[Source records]

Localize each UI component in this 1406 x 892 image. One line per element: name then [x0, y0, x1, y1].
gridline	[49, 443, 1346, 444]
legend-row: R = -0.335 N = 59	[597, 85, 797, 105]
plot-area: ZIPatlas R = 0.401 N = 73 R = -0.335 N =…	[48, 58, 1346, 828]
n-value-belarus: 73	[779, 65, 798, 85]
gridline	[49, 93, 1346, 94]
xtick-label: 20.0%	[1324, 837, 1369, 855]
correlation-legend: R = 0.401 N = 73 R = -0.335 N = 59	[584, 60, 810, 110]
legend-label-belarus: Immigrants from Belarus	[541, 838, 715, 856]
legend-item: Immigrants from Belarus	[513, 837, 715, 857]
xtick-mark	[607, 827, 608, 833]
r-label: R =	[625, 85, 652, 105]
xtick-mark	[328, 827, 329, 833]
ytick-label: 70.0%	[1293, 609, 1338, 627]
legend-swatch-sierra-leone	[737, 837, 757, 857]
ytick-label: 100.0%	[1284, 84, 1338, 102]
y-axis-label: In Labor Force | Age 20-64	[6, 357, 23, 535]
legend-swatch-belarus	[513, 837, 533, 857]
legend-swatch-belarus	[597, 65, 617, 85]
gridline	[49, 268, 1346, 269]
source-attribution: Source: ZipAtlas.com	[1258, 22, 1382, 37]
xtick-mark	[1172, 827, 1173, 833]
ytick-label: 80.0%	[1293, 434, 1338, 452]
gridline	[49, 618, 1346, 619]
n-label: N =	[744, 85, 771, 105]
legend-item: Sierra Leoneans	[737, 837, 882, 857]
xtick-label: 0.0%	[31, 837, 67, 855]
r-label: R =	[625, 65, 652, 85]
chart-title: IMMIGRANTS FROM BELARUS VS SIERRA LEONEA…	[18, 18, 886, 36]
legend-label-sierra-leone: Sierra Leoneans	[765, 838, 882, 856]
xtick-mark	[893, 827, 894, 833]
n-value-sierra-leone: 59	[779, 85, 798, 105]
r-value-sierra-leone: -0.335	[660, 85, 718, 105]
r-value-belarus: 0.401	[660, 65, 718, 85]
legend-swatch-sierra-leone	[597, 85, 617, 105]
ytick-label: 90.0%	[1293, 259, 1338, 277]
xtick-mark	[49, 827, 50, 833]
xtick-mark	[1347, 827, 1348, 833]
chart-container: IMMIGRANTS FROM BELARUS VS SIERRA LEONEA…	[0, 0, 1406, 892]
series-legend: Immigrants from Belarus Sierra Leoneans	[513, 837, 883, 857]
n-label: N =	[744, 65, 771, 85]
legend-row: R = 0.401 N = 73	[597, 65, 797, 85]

- WHAT THE TASK REQUIRES:
Copy out every line of the material above word for word, changing nothing.

- RESULT OF THIS TASK:
Localize each UI component in this 1406 x 892 image. One line per element: name then [x0, y0, x1, y1].
gridline	[49, 443, 1346, 444]
legend-row: R = -0.335 N = 59	[597, 85, 797, 105]
plot-area: ZIPatlas R = 0.401 N = 73 R = -0.335 N =…	[48, 58, 1346, 828]
n-value-belarus: 73	[779, 65, 798, 85]
gridline	[49, 93, 1346, 94]
xtick-label: 20.0%	[1324, 837, 1369, 855]
correlation-legend: R = 0.401 N = 73 R = -0.335 N = 59	[584, 60, 810, 110]
legend-label-belarus: Immigrants from Belarus	[541, 838, 715, 856]
legend-item: Immigrants from Belarus	[513, 837, 715, 857]
xtick-mark	[607, 827, 608, 833]
r-label: R =	[625, 85, 652, 105]
xtick-mark	[328, 827, 329, 833]
ytick-label: 70.0%	[1293, 609, 1338, 627]
legend-swatch-sierra-leone	[737, 837, 757, 857]
ytick-label: 100.0%	[1284, 84, 1338, 102]
y-axis-label: In Labor Force | Age 20-64	[6, 357, 23, 535]
legend-swatch-belarus	[513, 837, 533, 857]
legend-swatch-belarus	[597, 65, 617, 85]
gridline	[49, 268, 1346, 269]
source-attribution: Source: ZipAtlas.com	[1258, 22, 1382, 37]
xtick-mark	[1172, 827, 1173, 833]
ytick-label: 80.0%	[1293, 434, 1338, 452]
gridline	[49, 618, 1346, 619]
n-label: N =	[744, 85, 771, 105]
legend-item: Sierra Leoneans	[737, 837, 882, 857]
xtick-label: 0.0%	[31, 837, 67, 855]
r-label: R =	[625, 65, 652, 85]
chart-title: IMMIGRANTS FROM BELARUS VS SIERRA LEONEA…	[18, 18, 886, 36]
legend-label-sierra-leone: Sierra Leoneans	[765, 838, 882, 856]
xtick-mark	[893, 827, 894, 833]
n-value-sierra-leone: 59	[779, 85, 798, 105]
r-value-sierra-leone: -0.335	[660, 85, 718, 105]
r-value-belarus: 0.401	[660, 65, 718, 85]
legend-swatch-sierra-leone	[597, 85, 617, 105]
ytick-label: 90.0%	[1293, 259, 1338, 277]
xtick-mark	[49, 827, 50, 833]
xtick-mark	[1347, 827, 1348, 833]
chart-container: IMMIGRANTS FROM BELARUS VS SIERRA LEONEA…	[0, 0, 1406, 892]
series-legend: Immigrants from Belarus Sierra Leoneans	[513, 837, 883, 857]
n-label: N =	[744, 65, 771, 85]
legend-row: R = 0.401 N = 73	[597, 65, 797, 85]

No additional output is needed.